■ Records to use ■
* * * * * * * * *

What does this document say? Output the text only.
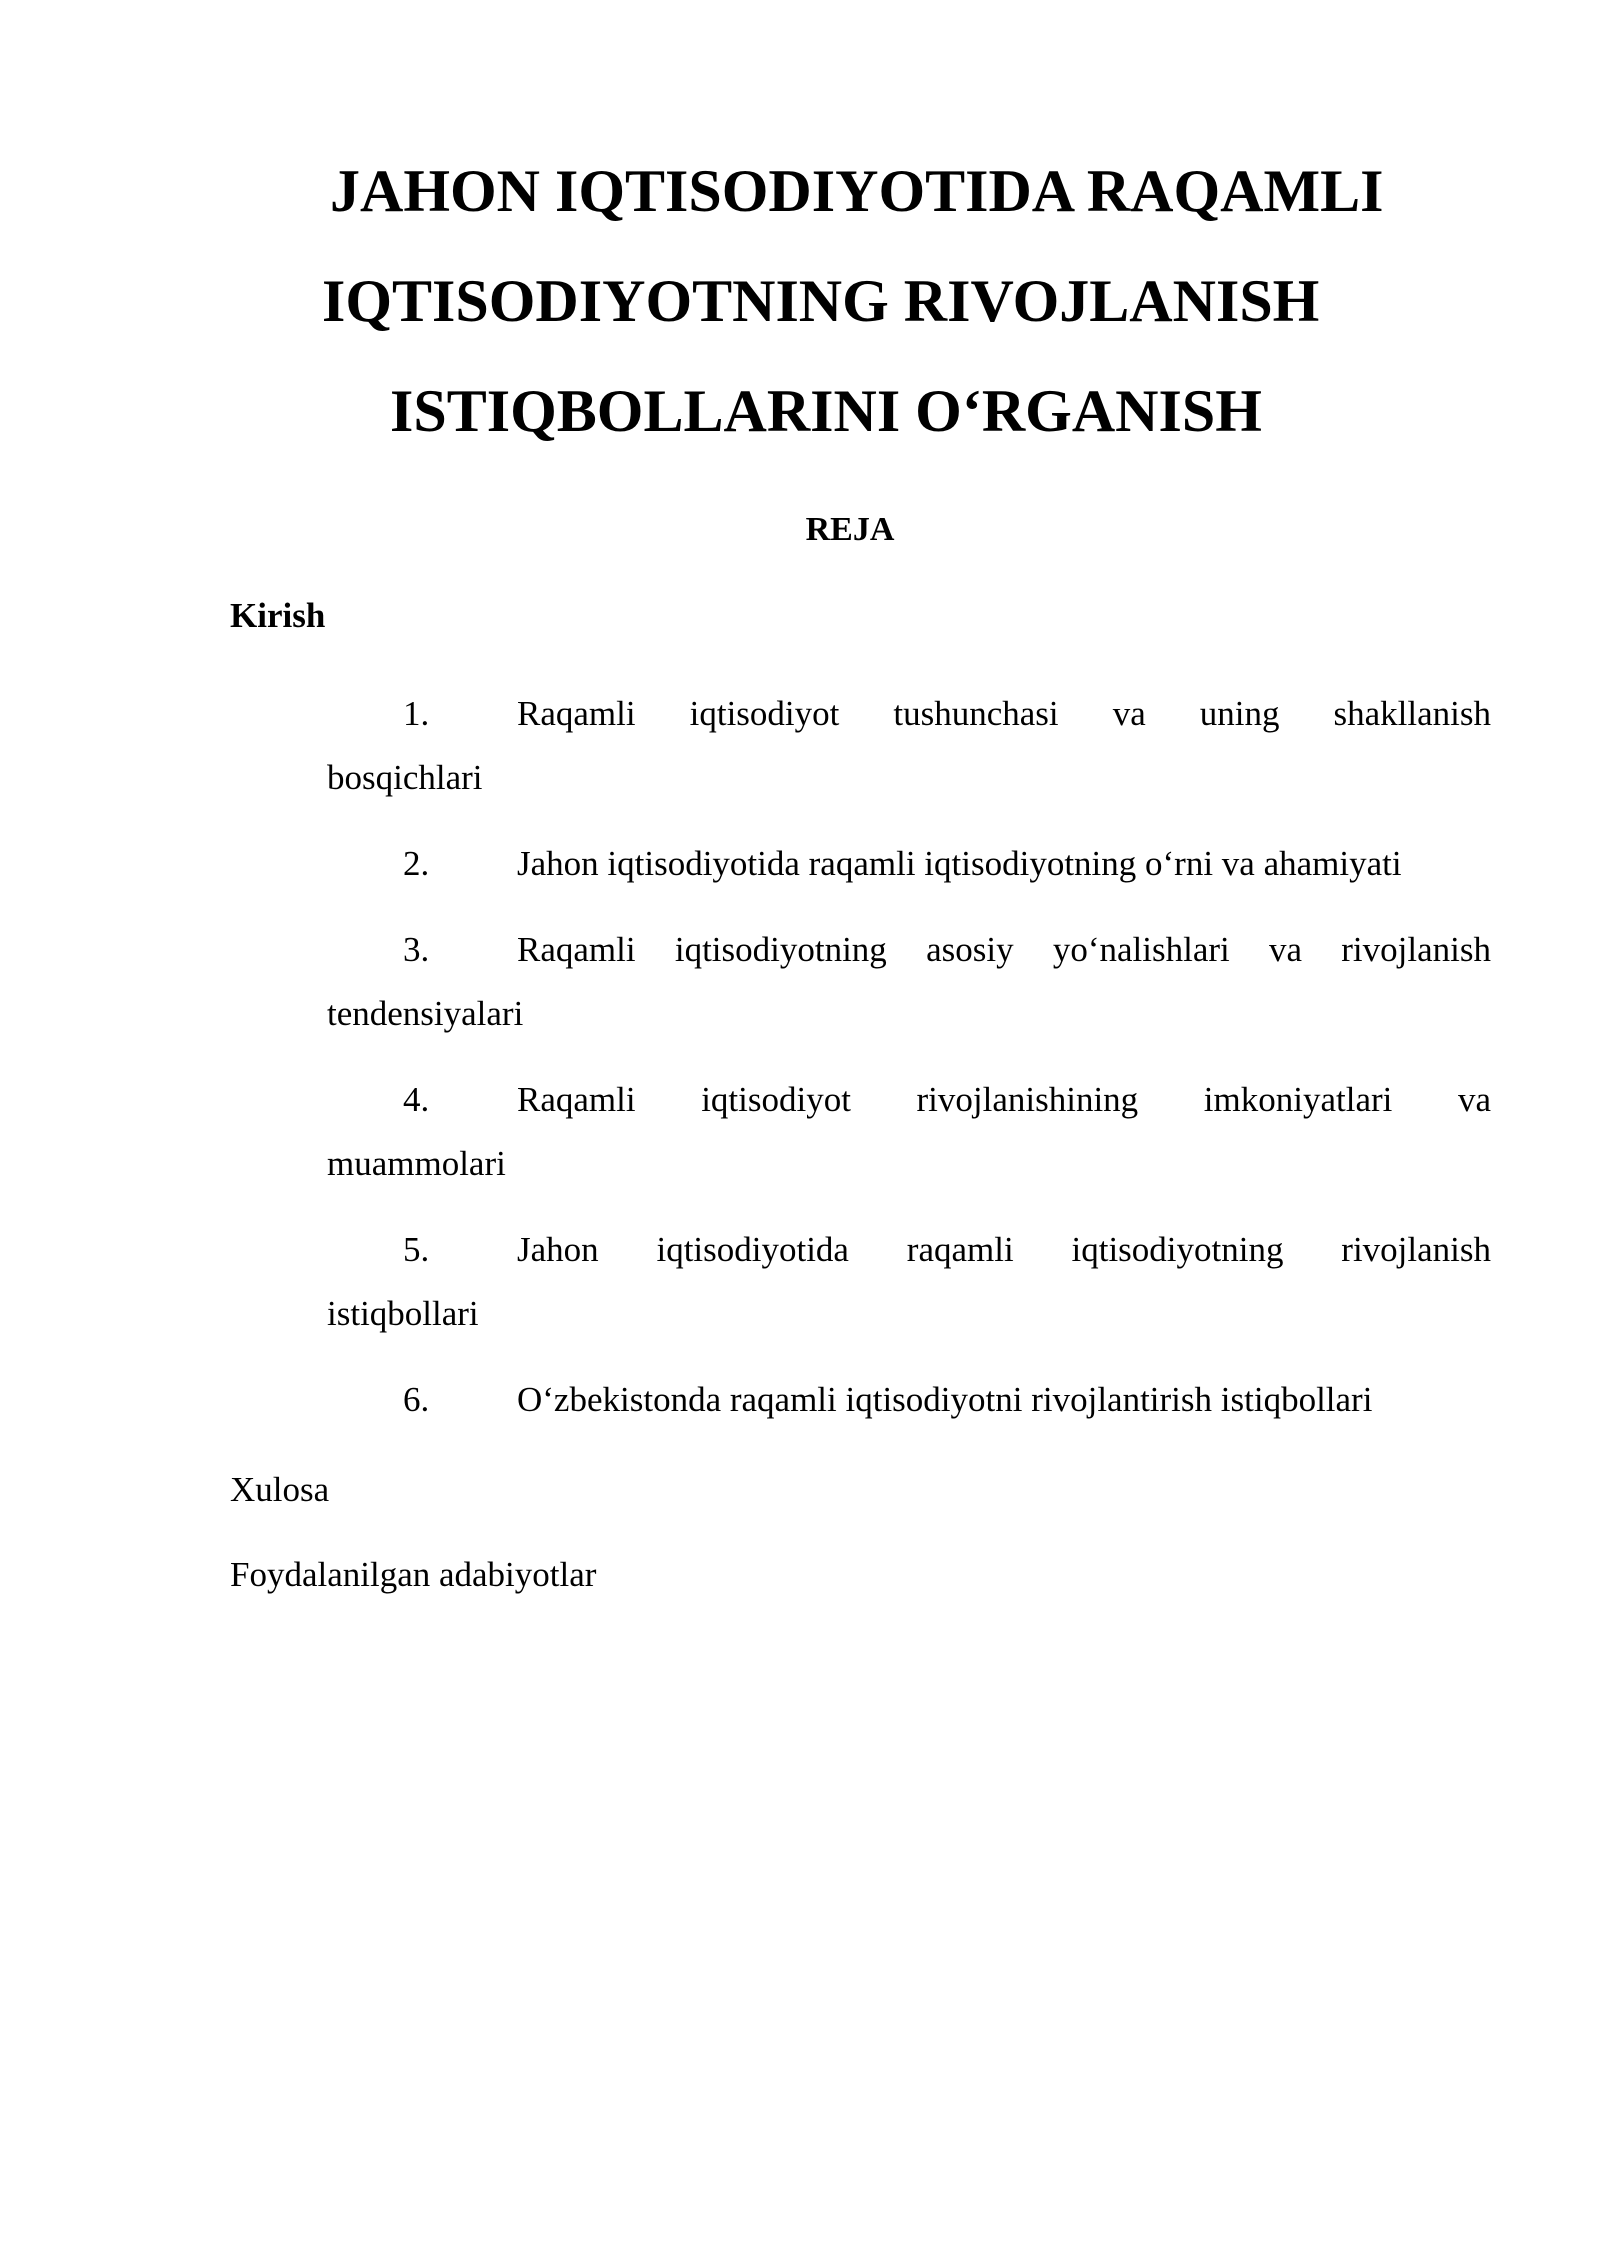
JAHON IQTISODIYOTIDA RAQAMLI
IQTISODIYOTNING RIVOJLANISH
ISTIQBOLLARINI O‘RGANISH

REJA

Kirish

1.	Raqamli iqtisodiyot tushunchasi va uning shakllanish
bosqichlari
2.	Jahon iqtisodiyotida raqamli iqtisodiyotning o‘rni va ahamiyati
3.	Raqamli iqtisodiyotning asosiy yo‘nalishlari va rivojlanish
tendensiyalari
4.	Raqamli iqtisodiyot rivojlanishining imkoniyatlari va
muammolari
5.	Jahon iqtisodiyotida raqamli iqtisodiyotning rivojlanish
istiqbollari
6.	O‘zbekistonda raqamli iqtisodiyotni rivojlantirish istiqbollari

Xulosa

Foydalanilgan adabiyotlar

* * * * * * * * *

■ Goal ■
Repeat the records in full, exactly as they appear, without the pictures.

■ Solution to the problem ■
What does this document say? Output the text only.
JAHON IQTISODIYOTIDA RAQAMLI
IQTISODIYOTNING RIVOJLANISH
ISTIQBOLLARINI O‘RGANISH

REJA

Kirish

1.	Raqamli iqtisodiyot tushunchasi va uning shakllanish
bosqichlari
2.	Jahon iqtisodiyotida raqamli iqtisodiyotning o‘rni va ahamiyati
3.	Raqamli iqtisodiyotning asosiy yo‘nalishlari va rivojlanish
tendensiyalari
4.	Raqamli iqtisodiyot rivojlanishining imkoniyatlari va
muammolari
5.	Jahon iqtisodiyotida raqamli iqtisodiyotning rivojlanish
istiqbollari
6.	O‘zbekistonda raqamli iqtisodiyotni rivojlantirish istiqbollari

Xulosa

Foydalanilgan adabiyotlar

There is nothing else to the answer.